» Activity: Summarize the text on soybeans and ethanol below in two sentences.

» Text shown:
--------------------

As we now know, the increased acres devoted to corn came at the expense of other crops. The two crops that lost the most acres between 2006 and 2007 to corn were soybeans and cotton. Since cotton isn't a food item we won't look into that.

Soybeans are grown for their protein content. Soybeans are about 80% protein and 20% oil. Most soy protein is used as animal feed. So corn production did take some soy protein out of the overall food supply. But ethanol production only uses the starch portion of the corn kernel. The remaining material is known as distiller grains and is high in protein and is used in place of soy meal in animal rations. So the production of ethanol actually limits the amount of soybeans that needs to be grown.

So let's look at how soybean production and ethanol relate.

Soybean Production

Each bushel of soybeans produces 11 pounds of oil and 48 pounds of soy meal (SM).

2007 - 2,594,275,000 bushels x 48 = 124,525,200,000 lbs SM
2006 - 3,188,247,000 bushels x 48 = 153,035,856,000 lbs SM
2005 - 3,063,237,000 bushels x 48 = 147,035,376,000 lbs SM

Now let's see how much distillers grains contributed. Each bushel of corn made into ethanol produced 17 pounds of distillers grains. First I will multiply the number of bushels of corn that went to ethanol production times 17 to get the number of pounds of distillers grains produced.

2007 - 2,407,407,407 bushels x 17 = 40,925,925,919 lbs
2006 - 1,798,148,148 bushels x 17 = 30,568,518,516 lbs
2005 - 1,445,925,926 bushels x 17 = 24,580,740,912 lbs

But since the nutritional value of one pound distillers grains is considered to be equal to .4 pounds of soy meal, I will next multiply the number of pounds of distillers grains times .4 to get the amount of soy meal equivalent (SME).

2007 - 40,925,925,919 lbs x .4 = 16,370,370,368 lbs SME
2006 - 30,568,518,516 lbs x .4 = 12,227,407,406 lbs SME
2005 - 24,580,740,912 lbs x .4 = 9,832,296,365 lbs SME

Now to add the soy meal with the soy meal equivalent.

2007 - 124,525,200,000 lbs SM + 16,370,370,368 lbs SME = 140,895,570,368 lbs
2006 - 153,035,856,000 lbs SM + 12,227,407,406 lbs SME = 165,263,263,406 lbs
2005 - 147,035,376,000 lbs SM + 9,832,296,365 lbs SME = 156,867,672,365 lbs

As you can see the amount of total soy meal equivalent has gone down since 2005 but only by about 10%.

As I mentioned earlier the big shift in planting in response to the increased demand that ethanol production put on corn occurred with the 2007 planting. If you look through the December 2007 crop report you see that a lot of the feed crops increased from the 2006 season to 2007. Barley, which is used to make beer but also is used as animal feed, increased acres planted by over half a million acres. Wheat which is sometimes used as animal feed but mostly human consumption increased it's acres planted by over 3 million acres. Sorghum which is mostly used as an animal feed increased it's acres by over 1 million acres. Even the acres of hay harvested saw an increase of over 1 million acres in 2007.

So even though the amount of soybeans have gone down some, there is quiet a bit more corn left after ethanol now and the other feed grains, wheat, barley and sorghum have all increased. As far I can tell ethanol production isn't causing a shortage of food. If anything it seems as though there is more food being produced now than just a couple of years ago.

--------------------

» Data:
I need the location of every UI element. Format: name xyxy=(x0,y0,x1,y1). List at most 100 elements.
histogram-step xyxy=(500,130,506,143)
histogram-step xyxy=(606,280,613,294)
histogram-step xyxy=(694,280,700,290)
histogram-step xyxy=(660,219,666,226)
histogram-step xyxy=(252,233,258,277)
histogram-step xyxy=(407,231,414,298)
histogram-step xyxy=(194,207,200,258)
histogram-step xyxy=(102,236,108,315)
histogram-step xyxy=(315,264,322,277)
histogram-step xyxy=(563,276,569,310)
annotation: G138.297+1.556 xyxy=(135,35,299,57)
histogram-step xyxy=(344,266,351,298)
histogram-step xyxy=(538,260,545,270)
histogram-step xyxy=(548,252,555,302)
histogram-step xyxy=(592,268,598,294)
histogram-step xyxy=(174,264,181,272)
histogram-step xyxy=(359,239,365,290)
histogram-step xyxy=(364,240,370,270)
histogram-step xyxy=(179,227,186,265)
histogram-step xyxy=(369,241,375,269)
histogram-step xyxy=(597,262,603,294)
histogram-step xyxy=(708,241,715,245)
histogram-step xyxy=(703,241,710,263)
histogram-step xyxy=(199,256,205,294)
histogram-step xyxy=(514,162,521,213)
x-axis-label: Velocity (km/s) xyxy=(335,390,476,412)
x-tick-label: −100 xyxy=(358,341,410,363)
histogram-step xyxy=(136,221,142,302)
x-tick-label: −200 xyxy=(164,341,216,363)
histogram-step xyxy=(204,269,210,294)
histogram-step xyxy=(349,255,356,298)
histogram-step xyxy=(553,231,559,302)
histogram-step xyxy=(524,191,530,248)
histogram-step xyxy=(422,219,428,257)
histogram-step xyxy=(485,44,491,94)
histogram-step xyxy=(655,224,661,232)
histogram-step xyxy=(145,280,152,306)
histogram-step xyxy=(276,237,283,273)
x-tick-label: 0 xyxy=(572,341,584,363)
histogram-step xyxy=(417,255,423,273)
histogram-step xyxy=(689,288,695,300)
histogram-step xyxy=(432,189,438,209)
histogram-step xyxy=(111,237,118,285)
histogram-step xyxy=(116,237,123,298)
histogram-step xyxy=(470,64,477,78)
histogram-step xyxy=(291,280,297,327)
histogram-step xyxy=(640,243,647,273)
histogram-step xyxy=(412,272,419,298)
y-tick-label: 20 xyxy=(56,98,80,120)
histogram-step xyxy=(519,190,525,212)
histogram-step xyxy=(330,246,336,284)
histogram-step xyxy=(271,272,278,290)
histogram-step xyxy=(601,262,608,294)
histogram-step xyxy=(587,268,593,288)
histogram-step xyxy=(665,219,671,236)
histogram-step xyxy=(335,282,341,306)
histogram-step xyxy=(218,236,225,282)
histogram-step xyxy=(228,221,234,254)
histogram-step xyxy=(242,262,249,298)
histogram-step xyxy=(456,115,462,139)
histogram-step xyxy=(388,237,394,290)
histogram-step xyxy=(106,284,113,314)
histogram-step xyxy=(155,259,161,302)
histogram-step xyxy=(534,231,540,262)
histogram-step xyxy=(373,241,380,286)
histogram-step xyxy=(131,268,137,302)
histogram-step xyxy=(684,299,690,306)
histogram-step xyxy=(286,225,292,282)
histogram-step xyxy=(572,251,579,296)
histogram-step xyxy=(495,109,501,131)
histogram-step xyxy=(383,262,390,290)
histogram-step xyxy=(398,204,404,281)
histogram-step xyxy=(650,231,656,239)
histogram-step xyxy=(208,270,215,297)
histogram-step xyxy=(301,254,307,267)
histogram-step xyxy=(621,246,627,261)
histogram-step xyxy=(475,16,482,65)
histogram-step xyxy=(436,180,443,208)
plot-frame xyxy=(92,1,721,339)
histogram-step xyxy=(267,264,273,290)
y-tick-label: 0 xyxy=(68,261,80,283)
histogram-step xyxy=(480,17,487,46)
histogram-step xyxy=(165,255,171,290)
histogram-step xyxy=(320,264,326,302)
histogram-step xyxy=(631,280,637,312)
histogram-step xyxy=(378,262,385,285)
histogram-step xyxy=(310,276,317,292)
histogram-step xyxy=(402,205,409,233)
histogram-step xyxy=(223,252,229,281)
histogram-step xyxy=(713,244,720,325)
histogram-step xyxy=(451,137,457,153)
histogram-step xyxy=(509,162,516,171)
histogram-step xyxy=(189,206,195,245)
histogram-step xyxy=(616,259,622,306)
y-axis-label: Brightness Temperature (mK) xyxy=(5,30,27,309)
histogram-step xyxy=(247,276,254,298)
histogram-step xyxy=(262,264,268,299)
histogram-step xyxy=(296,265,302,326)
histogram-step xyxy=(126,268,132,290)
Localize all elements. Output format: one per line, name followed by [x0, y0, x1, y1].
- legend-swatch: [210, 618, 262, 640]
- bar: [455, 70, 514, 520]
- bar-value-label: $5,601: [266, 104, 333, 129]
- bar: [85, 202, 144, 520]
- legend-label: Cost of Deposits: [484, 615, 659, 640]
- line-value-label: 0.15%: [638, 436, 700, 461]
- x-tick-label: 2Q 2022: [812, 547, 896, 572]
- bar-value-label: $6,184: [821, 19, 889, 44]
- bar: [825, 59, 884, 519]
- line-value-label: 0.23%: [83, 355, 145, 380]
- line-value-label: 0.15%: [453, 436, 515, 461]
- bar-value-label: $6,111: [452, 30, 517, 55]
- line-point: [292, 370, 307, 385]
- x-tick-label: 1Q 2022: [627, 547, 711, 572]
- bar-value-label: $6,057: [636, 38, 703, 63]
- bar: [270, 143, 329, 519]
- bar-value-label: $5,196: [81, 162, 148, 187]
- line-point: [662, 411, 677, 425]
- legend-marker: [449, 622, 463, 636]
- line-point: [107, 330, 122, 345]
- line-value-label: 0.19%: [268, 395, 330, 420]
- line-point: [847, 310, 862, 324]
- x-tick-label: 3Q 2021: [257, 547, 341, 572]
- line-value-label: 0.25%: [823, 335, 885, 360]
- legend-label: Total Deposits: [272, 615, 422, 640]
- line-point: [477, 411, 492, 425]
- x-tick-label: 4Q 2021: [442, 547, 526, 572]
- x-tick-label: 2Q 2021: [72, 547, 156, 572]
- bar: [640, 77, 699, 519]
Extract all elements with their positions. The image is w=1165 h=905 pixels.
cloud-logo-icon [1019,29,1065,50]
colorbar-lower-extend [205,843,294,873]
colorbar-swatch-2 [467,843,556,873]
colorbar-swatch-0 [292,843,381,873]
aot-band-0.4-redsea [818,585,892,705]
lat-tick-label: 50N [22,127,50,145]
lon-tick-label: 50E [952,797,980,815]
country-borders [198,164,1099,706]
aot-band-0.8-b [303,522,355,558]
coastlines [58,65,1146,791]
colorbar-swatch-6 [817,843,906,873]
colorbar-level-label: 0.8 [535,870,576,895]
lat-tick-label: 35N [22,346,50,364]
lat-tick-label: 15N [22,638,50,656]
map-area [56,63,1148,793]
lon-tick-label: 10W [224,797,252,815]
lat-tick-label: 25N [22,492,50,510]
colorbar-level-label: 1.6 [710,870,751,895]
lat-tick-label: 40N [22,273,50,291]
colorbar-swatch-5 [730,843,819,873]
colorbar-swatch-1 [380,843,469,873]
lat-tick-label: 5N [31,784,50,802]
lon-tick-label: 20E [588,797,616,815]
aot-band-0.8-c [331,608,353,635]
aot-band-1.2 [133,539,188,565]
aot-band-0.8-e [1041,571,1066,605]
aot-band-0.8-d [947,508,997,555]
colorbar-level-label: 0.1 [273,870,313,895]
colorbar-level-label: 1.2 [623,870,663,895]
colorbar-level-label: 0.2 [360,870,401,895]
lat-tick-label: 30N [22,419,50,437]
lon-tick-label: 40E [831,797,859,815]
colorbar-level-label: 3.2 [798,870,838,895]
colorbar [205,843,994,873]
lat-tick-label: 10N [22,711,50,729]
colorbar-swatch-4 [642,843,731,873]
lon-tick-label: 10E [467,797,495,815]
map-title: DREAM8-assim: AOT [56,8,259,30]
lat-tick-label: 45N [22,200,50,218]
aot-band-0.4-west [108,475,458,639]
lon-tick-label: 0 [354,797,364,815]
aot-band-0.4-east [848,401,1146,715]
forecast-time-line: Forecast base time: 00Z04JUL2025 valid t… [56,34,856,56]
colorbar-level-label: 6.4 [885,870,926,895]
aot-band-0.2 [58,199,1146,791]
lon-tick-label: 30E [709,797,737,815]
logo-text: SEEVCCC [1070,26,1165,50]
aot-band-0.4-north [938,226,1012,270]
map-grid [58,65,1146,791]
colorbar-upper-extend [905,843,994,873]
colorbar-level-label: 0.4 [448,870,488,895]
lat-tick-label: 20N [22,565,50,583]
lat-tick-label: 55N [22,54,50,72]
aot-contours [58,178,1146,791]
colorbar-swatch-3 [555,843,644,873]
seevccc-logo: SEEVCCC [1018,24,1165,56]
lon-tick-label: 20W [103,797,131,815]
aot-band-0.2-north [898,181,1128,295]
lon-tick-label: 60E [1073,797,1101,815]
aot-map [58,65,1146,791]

--------------------

» Solution to the problem: Although the increased corn acreage took acres from soybeans, ethanol production uses only the starch in corn and leaves distillers grains that replace soy meal in animal feed, so total soy meal equivalent has fallen only about 10% since 2005. With barley, wheat, sorghum and harvested hay acres also rising in 2007, the text concludes that ethanol production does not appear to be causing a food shortage and that more food seems to be produced now than a couple of years ago.